━━━ PROVIDED DATA

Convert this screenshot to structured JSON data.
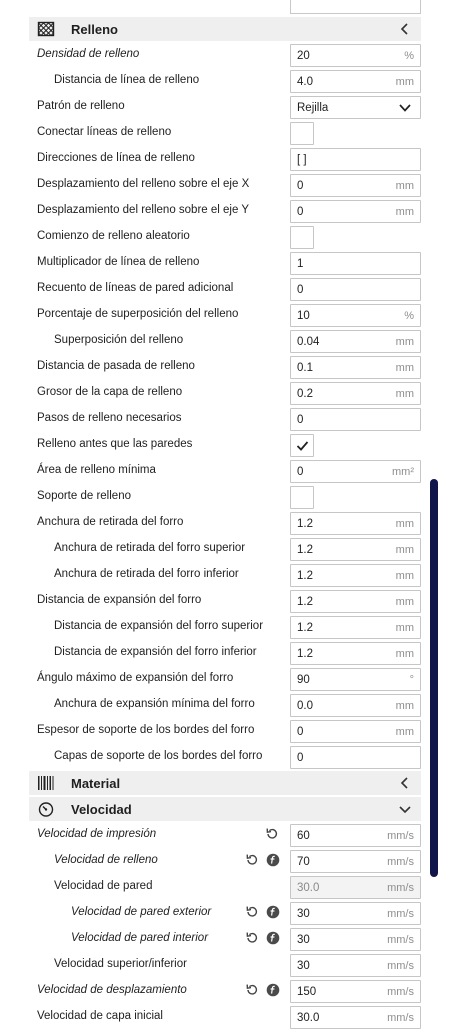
{
  "sections": {
    "infill": {
      "title": "Relleno"
    },
    "material": {
      "title": "Material"
    },
    "speed": {
      "title": "Velocidad"
    }
  },
  "infill_settings": [
    {
      "label": "Densidad de relleno",
      "value": "20",
      "unit": "%",
      "type": "text",
      "indent": 0,
      "italic": true
    },
    {
      "label": "Distancia de línea de relleno",
      "value": "4.0",
      "unit": "mm",
      "type": "text",
      "indent": 1
    },
    {
      "label": "Patrón de relleno",
      "value": "Rejilla",
      "type": "combo",
      "indent": 0
    },
    {
      "label": "Conectar líneas de relleno",
      "type": "check",
      "checked": false,
      "indent": 0
    },
    {
      "label": "Direcciones de línea de relleno",
      "value": "[ ]",
      "unit": "",
      "type": "text",
      "indent": 0
    },
    {
      "label": "Desplazamiento del relleno sobre el eje X",
      "value": "0",
      "unit": "mm",
      "type": "text",
      "indent": 0
    },
    {
      "label": "Desplazamiento del relleno sobre el eje Y",
      "value": "0",
      "unit": "mm",
      "type": "text",
      "indent": 0
    },
    {
      "label": "Comienzo de relleno aleatorio",
      "type": "check",
      "checked": false,
      "indent": 0
    },
    {
      "label": "Multiplicador de línea de relleno",
      "value": "1",
      "unit": "",
      "type": "text",
      "indent": 0
    },
    {
      "label": "Recuento de líneas de pared adicional",
      "value": "0",
      "unit": "",
      "type": "text",
      "indent": 0
    },
    {
      "label": "Porcentaje de superposición del relleno",
      "value": "10",
      "unit": "%",
      "type": "text",
      "indent": 0
    },
    {
      "label": "Superposición del relleno",
      "value": "0.04",
      "unit": "mm",
      "type": "text",
      "indent": 1
    },
    {
      "label": "Distancia de pasada de relleno",
      "value": "0.1",
      "unit": "mm",
      "type": "text",
      "indent": 0
    },
    {
      "label": "Grosor de la capa de relleno",
      "value": "0.2",
      "unit": "mm",
      "type": "text",
      "indent": 0
    },
    {
      "label": "Pasos de relleno necesarios",
      "value": "0",
      "unit": "",
      "type": "text",
      "indent": 0
    },
    {
      "label": "Relleno antes que las paredes",
      "type": "check",
      "checked": true,
      "indent": 0
    },
    {
      "label": "Área de relleno mínima",
      "value": "0",
      "unit": "mm²",
      "type": "text",
      "indent": 0
    },
    {
      "label": "Soporte de relleno",
      "type": "check",
      "checked": false,
      "indent": 0
    },
    {
      "label": "Anchura de retirada del forro",
      "value": "1.2",
      "unit": "mm",
      "type": "text",
      "indent": 0
    },
    {
      "label": "Anchura de retirada del forro superior",
      "value": "1.2",
      "unit": "mm",
      "type": "text",
      "indent": 1
    },
    {
      "label": "Anchura de retirada del forro inferior",
      "value": "1.2",
      "unit": "mm",
      "type": "text",
      "indent": 1
    },
    {
      "label": "Distancia de expansión del forro",
      "value": "1.2",
      "unit": "mm",
      "type": "text",
      "indent": 0
    },
    {
      "label": "Distancia de expansión del forro superior",
      "value": "1.2",
      "unit": "mm",
      "type": "text",
      "indent": 1
    },
    {
      "label": "Distancia de expansión del forro inferior",
      "value": "1.2",
      "unit": "mm",
      "type": "text",
      "indent": 1
    },
    {
      "label": "Ángulo máximo de expansión del forro",
      "value": "90",
      "unit": "°",
      "type": "text",
      "indent": 0
    },
    {
      "label": "Anchura de expansión mínima del forro",
      "value": "0.0",
      "unit": "mm",
      "type": "text",
      "indent": 1
    },
    {
      "label": "Espesor de soporte de los bordes del forro",
      "value": "0",
      "unit": "mm",
      "type": "text",
      "indent": 0
    },
    {
      "label": "Capas de soporte de los bordes del forro",
      "value": "0",
      "unit": "",
      "type": "text",
      "indent": 1
    }
  ],
  "speed_settings": [
    {
      "label": "Velocidad de impresión",
      "value": "60",
      "unit": "mm/s",
      "type": "text",
      "indent": 0,
      "italic": true,
      "reset": true
    },
    {
      "label": "Velocidad de relleno",
      "value": "70",
      "unit": "mm/s",
      "type": "text",
      "indent": 1,
      "italic": true,
      "reset": true,
      "fx": true
    },
    {
      "label": "Velocidad de pared",
      "value": "30.0",
      "unit": "mm/s",
      "type": "text",
      "indent": 1,
      "disabled": true
    },
    {
      "label": "Velocidad de pared exterior",
      "value": "30",
      "unit": "mm/s",
      "type": "text",
      "indent": 2,
      "italic": true,
      "reset": true,
      "fx": true
    },
    {
      "label": "Velocidad de pared interior",
      "value": "30",
      "unit": "mm/s",
      "type": "text",
      "indent": 2,
      "italic": true,
      "reset": true,
      "fx": true
    },
    {
      "label": "Velocidad superior/inferior",
      "value": "30",
      "unit": "mm/s",
      "type": "text",
      "indent": 1
    },
    {
      "label": "Velocidad de desplazamiento",
      "value": "150",
      "unit": "mm/s",
      "type": "text",
      "indent": 0,
      "italic": true,
      "reset": true,
      "fx": true
    },
    {
      "label": "Velocidad de capa inicial",
      "value": "30.0",
      "unit": "mm/s",
      "type": "text",
      "indent": 0
    }
  ],
  "icons": {
    "infill": "infill-pattern-icon",
    "material": "material-barcode-icon",
    "speed": "speedometer-icon",
    "collapsed": "chevron-left-icon",
    "expanded": "chevron-down-icon",
    "reset": "reset-icon",
    "function": "function-icon",
    "check": "checkmark-icon"
  },
  "colors": {
    "header_bg": "#efefef",
    "scrollbar": "#10164a",
    "field_border": "#c6c6c6"
  }
}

━━━━━━

▶ **PROBLEM TO SOLVE**
Without the pictures, restate all the entries above exactly.

▶ **REPLY**
Convert this screenshot to structured JSON data.
{
  "sections": {
    "infill": {
      "title": "Relleno"
    },
    "material": {
      "title": "Material"
    },
    "speed": {
      "title": "Velocidad"
    }
  },
  "infill_settings": [
    {
      "label": "Densidad de relleno",
      "value": "20",
      "unit": "%",
      "type": "text",
      "indent": 0,
      "italic": true
    },
    {
      "label": "Distancia de línea de relleno",
      "value": "4.0",
      "unit": "mm",
      "type": "text",
      "indent": 1
    },
    {
      "label": "Patrón de relleno",
      "value": "Rejilla",
      "type": "combo",
      "indent": 0
    },
    {
      "label": "Conectar líneas de relleno",
      "type": "check",
      "checked": false,
      "indent": 0
    },
    {
      "label": "Direcciones de línea de relleno",
      "value": "[ ]",
      "unit": "",
      "type": "text",
      "indent": 0
    },
    {
      "label": "Desplazamiento del relleno sobre el eje X",
      "value": "0",
      "unit": "mm",
      "type": "text",
      "indent": 0
    },
    {
      "label": "Desplazamiento del relleno sobre el eje Y",
      "value": "0",
      "unit": "mm",
      "type": "text",
      "indent": 0
    },
    {
      "label": "Comienzo de relleno aleatorio",
      "type": "check",
      "checked": false,
      "indent": 0
    },
    {
      "label": "Multiplicador de línea de relleno",
      "value": "1",
      "unit": "",
      "type": "text",
      "indent": 0
    },
    {
      "label": "Recuento de líneas de pared adicional",
      "value": "0",
      "unit": "",
      "type": "text",
      "indent": 0
    },
    {
      "label": "Porcentaje de superposición del relleno",
      "value": "10",
      "unit": "%",
      "type": "text",
      "indent": 0
    },
    {
      "label": "Superposición del relleno",
      "value": "0.04",
      "unit": "mm",
      "type": "text",
      "indent": 1
    },
    {
      "label": "Distancia de pasada de relleno",
      "value": "0.1",
      "unit": "mm",
      "type": "text",
      "indent": 0
    },
    {
      "label": "Grosor de la capa de relleno",
      "value": "0.2",
      "unit": "mm",
      "type": "text",
      "indent": 0
    },
    {
      "label": "Pasos de relleno necesarios",
      "value": "0",
      "unit": "",
      "type": "text",
      "indent": 0
    },
    {
      "label": "Relleno antes que las paredes",
      "type": "check",
      "checked": true,
      "indent": 0
    },
    {
      "label": "Área de relleno mínima",
      "value": "0",
      "unit": "mm²",
      "type": "text",
      "indent": 0
    },
    {
      "label": "Soporte de relleno",
      "type": "check",
      "checked": false,
      "indent": 0
    },
    {
      "label": "Anchura de retirada del forro",
      "value": "1.2",
      "unit": "mm",
      "type": "text",
      "indent": 0
    },
    {
      "label": "Anchura de retirada del forro superior",
      "value": "1.2",
      "unit": "mm",
      "type": "text",
      "indent": 1
    },
    {
      "label": "Anchura de retirada del forro inferior",
      "value": "1.2",
      "unit": "mm",
      "type": "text",
      "indent": 1
    },
    {
      "label": "Distancia de expansión del forro",
      "value": "1.2",
      "unit": "mm",
      "type": "text",
      "indent": 0
    },
    {
      "label": "Distancia de expansión del forro superior",
      "value": "1.2",
      "unit": "mm",
      "type": "text",
      "indent": 1
    },
    {
      "label": "Distancia de expansión del forro inferior",
      "value": "1.2",
      "unit": "mm",
      "type": "text",
      "indent": 1
    },
    {
      "label": "Ángulo máximo de expansión del forro",
      "value": "90",
      "unit": "°",
      "type": "text",
      "indent": 0
    },
    {
      "label": "Anchura de expansión mínima del forro",
      "value": "0.0",
      "unit": "mm",
      "type": "text",
      "indent": 1
    },
    {
      "label": "Espesor de soporte de los bordes del forro",
      "value": "0",
      "unit": "mm",
      "type": "text",
      "indent": 0
    },
    {
      "label": "Capas de soporte de los bordes del forro",
      "value": "0",
      "unit": "",
      "type": "text",
      "indent": 1
    }
  ],
  "speed_settings": [
    {
      "label": "Velocidad de impresión",
      "value": "60",
      "unit": "mm/s",
      "type": "text",
      "indent": 0,
      "italic": true,
      "reset": true
    },
    {
      "label": "Velocidad de relleno",
      "value": "70",
      "unit": "mm/s",
      "type": "text",
      "indent": 1,
      "italic": true,
      "reset": true,
      "fx": true
    },
    {
      "label": "Velocidad de pared",
      "value": "30.0",
      "unit": "mm/s",
      "type": "text",
      "indent": 1,
      "disabled": true
    },
    {
      "label": "Velocidad de pared exterior",
      "value": "30",
      "unit": "mm/s",
      "type": "text",
      "indent": 2,
      "italic": true,
      "reset": true,
      "fx": true
    },
    {
      "label": "Velocidad de pared interior",
      "value": "30",
      "unit": "mm/s",
      "type": "text",
      "indent": 2,
      "italic": true,
      "reset": true,
      "fx": true
    },
    {
      "label": "Velocidad superior/inferior",
      "value": "30",
      "unit": "mm/s",
      "type": "text",
      "indent": 1
    },
    {
      "label": "Velocidad de desplazamiento",
      "value": "150",
      "unit": "mm/s",
      "type": "text",
      "indent": 0,
      "italic": true,
      "reset": true,
      "fx": true
    },
    {
      "label": "Velocidad de capa inicial",
      "value": "30.0",
      "unit": "mm/s",
      "type": "text",
      "indent": 0
    }
  ],
  "icons": {
    "infill": "infill-pattern-icon",
    "material": "material-barcode-icon",
    "speed": "speedometer-icon",
    "collapsed": "chevron-left-icon",
    "expanded": "chevron-down-icon",
    "reset": "reset-icon",
    "function": "function-icon",
    "check": "checkmark-icon"
  },
  "colors": {
    "header_bg": "#efefef",
    "scrollbar": "#10164a",
    "field_border": "#c6c6c6"
  }
}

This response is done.